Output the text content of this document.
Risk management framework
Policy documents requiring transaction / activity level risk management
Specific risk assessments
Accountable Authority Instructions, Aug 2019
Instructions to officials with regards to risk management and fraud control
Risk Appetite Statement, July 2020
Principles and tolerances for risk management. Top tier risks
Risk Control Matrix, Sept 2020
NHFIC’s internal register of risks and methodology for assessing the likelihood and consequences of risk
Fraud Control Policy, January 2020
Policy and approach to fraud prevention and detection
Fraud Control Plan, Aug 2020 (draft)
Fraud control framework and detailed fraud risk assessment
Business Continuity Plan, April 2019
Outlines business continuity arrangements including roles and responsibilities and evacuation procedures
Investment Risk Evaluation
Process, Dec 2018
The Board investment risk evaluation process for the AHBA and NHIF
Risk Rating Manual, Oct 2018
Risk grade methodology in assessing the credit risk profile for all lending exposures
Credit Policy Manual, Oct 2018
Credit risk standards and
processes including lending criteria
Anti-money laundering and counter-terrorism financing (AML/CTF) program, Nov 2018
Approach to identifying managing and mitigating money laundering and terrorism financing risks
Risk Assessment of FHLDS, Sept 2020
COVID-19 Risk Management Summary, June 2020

______________________________

## Stated problem
Give all the records again. Match them exactly.

## Written reply
Output the text content of this document.
Risk management framework
Policy documents requiring transaction / activity level risk management
Specific risk assessments
Accountable Authority Instructions, Aug 2019
Instructions to officials with regards to risk management and fraud control
Risk Appetite Statement, July 2020
Principles and tolerances for risk management. Top tier risks
Risk Control Matrix, Sept 2020
NHFIC’s internal register of risks and methodology for assessing the likelihood and consequences of risk
Fraud Control Policy, January 2020
Policy and approach to fraud prevention and detection
Fraud Control Plan, Aug 2020 (draft)
Fraud control framework and detailed fraud risk assessment
Business Continuity Plan, April 2019
Outlines business continuity arrangements including roles and responsibilities and evacuation procedures
Investment Risk Evaluation
Process, Dec 2018
The Board investment risk evaluation process for the AHBA and NHIF
Risk Rating Manual, Oct 2018
Risk grade methodology in assessing the credit risk profile for all lending exposures
Credit Policy Manual, Oct 2018
Credit risk standards and
processes including lending criteria
Anti-money laundering and counter-terrorism financing (AML/CTF) program, Nov 2018
Approach to identifying managing and mitigating money laundering and terrorism financing risks
Risk Assessment of FHLDS, Sept 2020
COVID-19 Risk Management Summary, June 2020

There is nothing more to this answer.